### What is being asked:
Write the records out again exactly, leaving no images in.

### Data for the task:

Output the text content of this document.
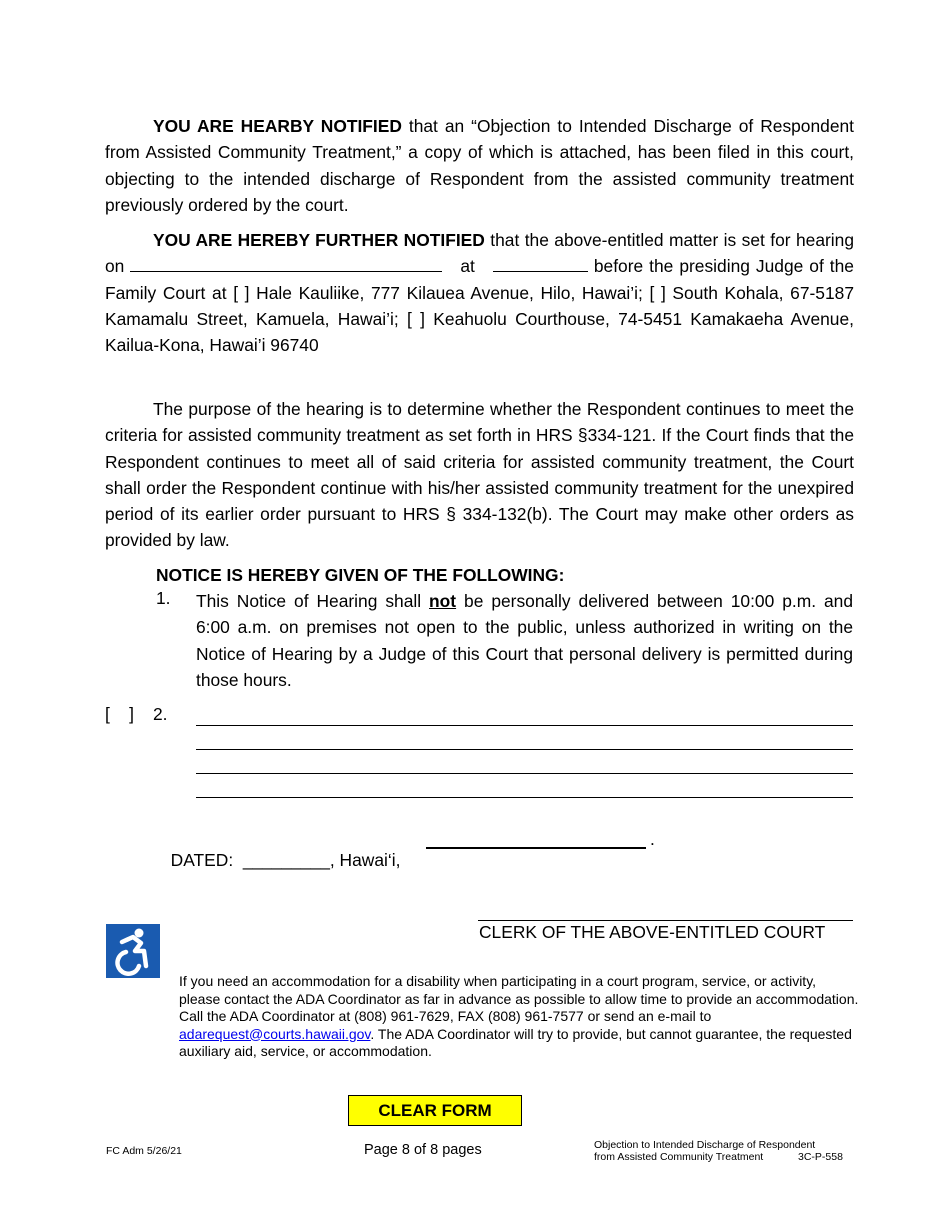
YOU ARE HEARBY NOTIFIED that an “Objection to Intended Discharge of Respondent from Assisted Community Treatment,” a copy of which is attached, has been filed in this court, objecting to the intended discharge of Respondent from the assisted community treatment previously ordered by the court.
YOU ARE HEREBY FURTHER NOTIFIED that the above-entitled matter is set for hearing on	at	before the presiding Judge of the Family Court at [ ] Hale Kauliike, 777 Kilauea Avenue, Hilo, Hawai’i; [ ] South Kohala, 67-5187 Kamamalu Street, Kamuela, Hawai’i; [ ] Keahuolu Courthouse, 74-5451 Kamakaeha Avenue, Kailua-Kona, Hawai’i 96740
The purpose of the hearing is to determine whether the Respondent continues to meet the criteria for assisted community treatment as set forth in HRS §334-121. If the Court finds that the Respondent continues to meet all of said criteria for assisted community treatment, the Court shall order the Respondent continue with his/her assisted community treatment for the unexpired period of its earlier order pursuant to HRS § 334-132(b). The Court may make other orders as provided by law.
NOTICE IS HEREBY GIVEN OF THE FOLLOWING:
1. This Notice of Hearing shall not be personally delivered between 10:00 p.m. and 6:00 a.m. on premises not open to the public, unless authorized in writing on the Notice of Hearing by a Judge of this Court that personal delivery is permitted during those hours.
[    ] 2.

DATED: _________, Hawai‘i,

.
CLERK OF THE ABOVE-ENTITLED COURT
If you need an accommodation for a disability when participating in a court program, service, or activity,
please contact the ADA Coordinator as far in advance as possible to allow time to provide an accommodation.
Call the ADA Coordinator at (808) 961-7629, FAX (808) 961-7577 or send an e-mail to
adarequest@courts.hawaii.gov. The ADA Coordinator will try to provide, but cannot guarantee, the requested
auxiliary aid, service, or accommodation.
CLEAR FORM
FC Adm 5/26/21	Page 8 of 8 pages	Objection to Intended Discharge of Respondent
from Assisted Community Treatment	3C-P-558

### Output for this exercise:
Output the text content of this document.
YOU ARE HEARBY NOTIFIED that an “Objection to Intended Discharge of Respondent from Assisted Community Treatment,” a copy of which is attached, has been filed in this court, objecting to the intended discharge of Respondent from the assisted community treatment previously ordered by the court.
YOU ARE HEREBY FURTHER NOTIFIED that the above-entitled matter is set for hearing on	at	before the presiding Judge of the Family Court at [ ] Hale Kauliike, 777 Kilauea Avenue, Hilo, Hawai’i; [ ] South Kohala, 67-5187 Kamamalu Street, Kamuela, Hawai’i; [ ] Keahuolu Courthouse, 74-5451 Kamakaeha Avenue, Kailua-Kona, Hawai’i 96740
The purpose of the hearing is to determine whether the Respondent continues to meet the criteria for assisted community treatment as set forth in HRS §334-121. If the Court finds that the Respondent continues to meet all of said criteria for assisted community treatment, the Court shall order the Respondent continue with his/her assisted community treatment for the unexpired period of its earlier order pursuant to HRS § 334-132(b). The Court may make other orders as provided by law.
NOTICE IS HEREBY GIVEN OF THE FOLLOWING:
1. This Notice of Hearing shall not be personally delivered between 10:00 p.m. and 6:00 a.m. on premises not open to the public, unless authorized in writing on the Notice of Hearing by a Judge of this Court that personal delivery is permitted during those hours.
[    ] 2.

DATED: _________, Hawai‘i,

.
CLERK OF THE ABOVE-ENTITLED COURT
If you need an accommodation for a disability when participating in a court program, service, or activity,
please contact the ADA Coordinator as far in advance as possible to allow time to provide an accommodation.
Call the ADA Coordinator at (808) 961-7629, FAX (808) 961-7577 or send an e-mail to
adarequest@courts.hawaii.gov. The ADA Coordinator will try to provide, but cannot guarantee, the requested
auxiliary aid, service, or accommodation.
CLEAR FORM
FC Adm 5/26/21	Page 8 of 8 pages	Objection to Intended Discharge of Respondent
from Assisted Community Treatment	3C-P-558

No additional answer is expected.